• **ROWS**:

____

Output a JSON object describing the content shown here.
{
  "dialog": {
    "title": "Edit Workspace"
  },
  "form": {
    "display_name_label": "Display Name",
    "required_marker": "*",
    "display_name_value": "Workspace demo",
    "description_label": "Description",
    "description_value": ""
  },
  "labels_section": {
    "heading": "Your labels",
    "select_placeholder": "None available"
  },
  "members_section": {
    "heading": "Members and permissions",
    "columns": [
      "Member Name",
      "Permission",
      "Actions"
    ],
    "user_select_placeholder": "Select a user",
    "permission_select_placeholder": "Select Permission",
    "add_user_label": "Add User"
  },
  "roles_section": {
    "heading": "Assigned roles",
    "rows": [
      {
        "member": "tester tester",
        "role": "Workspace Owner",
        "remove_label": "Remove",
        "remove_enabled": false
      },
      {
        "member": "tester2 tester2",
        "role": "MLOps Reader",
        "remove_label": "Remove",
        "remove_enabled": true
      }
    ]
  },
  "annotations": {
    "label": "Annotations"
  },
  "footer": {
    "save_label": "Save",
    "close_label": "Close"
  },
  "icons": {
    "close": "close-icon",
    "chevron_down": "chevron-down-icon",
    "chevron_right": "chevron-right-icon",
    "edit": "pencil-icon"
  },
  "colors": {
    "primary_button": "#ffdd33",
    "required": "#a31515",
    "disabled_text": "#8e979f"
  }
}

____

• **DIRECTIONS FOR THIS TASK**:
Copy all of the data exactly.

• **RESPONSE**:
Output a JSON object describing the content shown here.
{
  "dialog": {
    "title": "Edit Workspace"
  },
  "form": {
    "display_name_label": "Display Name",
    "required_marker": "*",
    "display_name_value": "Workspace demo",
    "description_label": "Description",
    "description_value": ""
  },
  "labels_section": {
    "heading": "Your labels",
    "select_placeholder": "None available"
  },
  "members_section": {
    "heading": "Members and permissions",
    "columns": [
      "Member Name",
      "Permission",
      "Actions"
    ],
    "user_select_placeholder": "Select a user",
    "permission_select_placeholder": "Select Permission",
    "add_user_label": "Add User"
  },
  "roles_section": {
    "heading": "Assigned roles",
    "rows": [
      {
        "member": "tester tester",
        "role": "Workspace Owner",
        "remove_label": "Remove",
        "remove_enabled": false
      },
      {
        "member": "tester2 tester2",
        "role": "MLOps Reader",
        "remove_label": "Remove",
        "remove_enabled": true
      }
    ]
  },
  "annotations": {
    "label": "Annotations"
  },
  "footer": {
    "save_label": "Save",
    "close_label": "Close"
  },
  "icons": {
    "close": "close-icon",
    "chevron_down": "chevron-down-icon",
    "chevron_right": "chevron-right-icon",
    "edit": "pencil-icon"
  },
  "colors": {
    "primary_button": "#ffdd33",
    "required": "#a31515",
    "disabled_text": "#8e979f"
  }
}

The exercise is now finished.